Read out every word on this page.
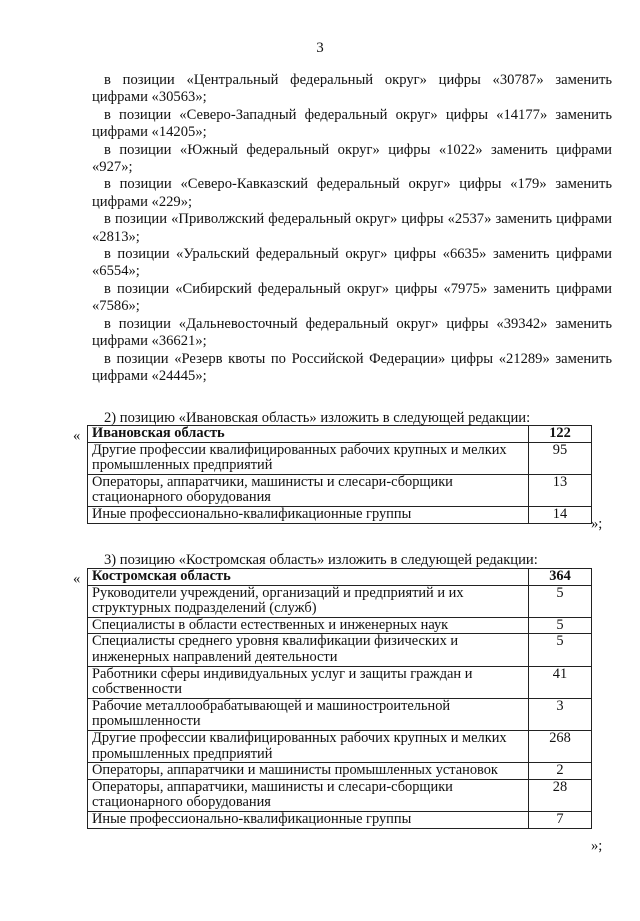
3

в позиции «Центральный федеральный округ» цифры «30787» заменить цифрами «30563»;

в позиции «Северо-Западный федеральный округ» цифры «14177» заменить цифрами «14205»;

в позиции «Южный федеральный округ» цифры «1022» заменить цифрами «927»;

в позиции «Северо-Кавказский федеральный округ» цифры «179» заменить цифрами «229»;

в позиции «Приволжский федеральный округ» цифры «2537» заменить цифрами «2813»;

в позиции «Уральский федеральный округ» цифры «6635» заменить цифрами «6554»;

в позиции «Сибирский федеральный округ» цифры «7975» заменить цифрами «7586»;

в позиции «Дальневосточный федеральный округ» цифры «39342» заменить цифрами «36621»;

в позиции «Резерв квоты по Российской Федерации» цифры «21289» заменить цифрами «24445»;

2) позицию «Ивановская область» изложить в следующей редакции:
« Ивановская область	122
Другие профессии квалифицированных рабочих крупных и мелких промышленных предприятий	95
Операторы, аппаратчики, машинисты и слесари-сборщики стационарного оборудования	13
Иные профессионально-квалификационные группы	14
»;
3) позицию «Костромская область» изложить в следующей редакции:
« Костромская область	364
Руководители учреждений, организаций и предприятий и их структурных подразделений (служб)	5
Специалисты в области естественных и инженерных наук	5
Специалисты среднего уровня квалификации физических и инженерных направлений деятельности	5
Работники сферы индивидуальных услуг и защиты граждан и собственности	41
Рабочие металлообрабатывающей и машиностроительной промышленности	3
Другие профессии квалифицированных рабочих крупных и мелких промышленных предприятий	268
Операторы, аппаратчики и машинисты промышленных установок	2
Операторы, аппаратчики, машинисты и слесари-сборщики стационарного оборудования	28
Иные профессионально-квалификационные группы	7
»;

◆ Your instructions: Across the material above, how many lines include the string "Ивановская"? Only the number is wanted.

◆ Task answer: 2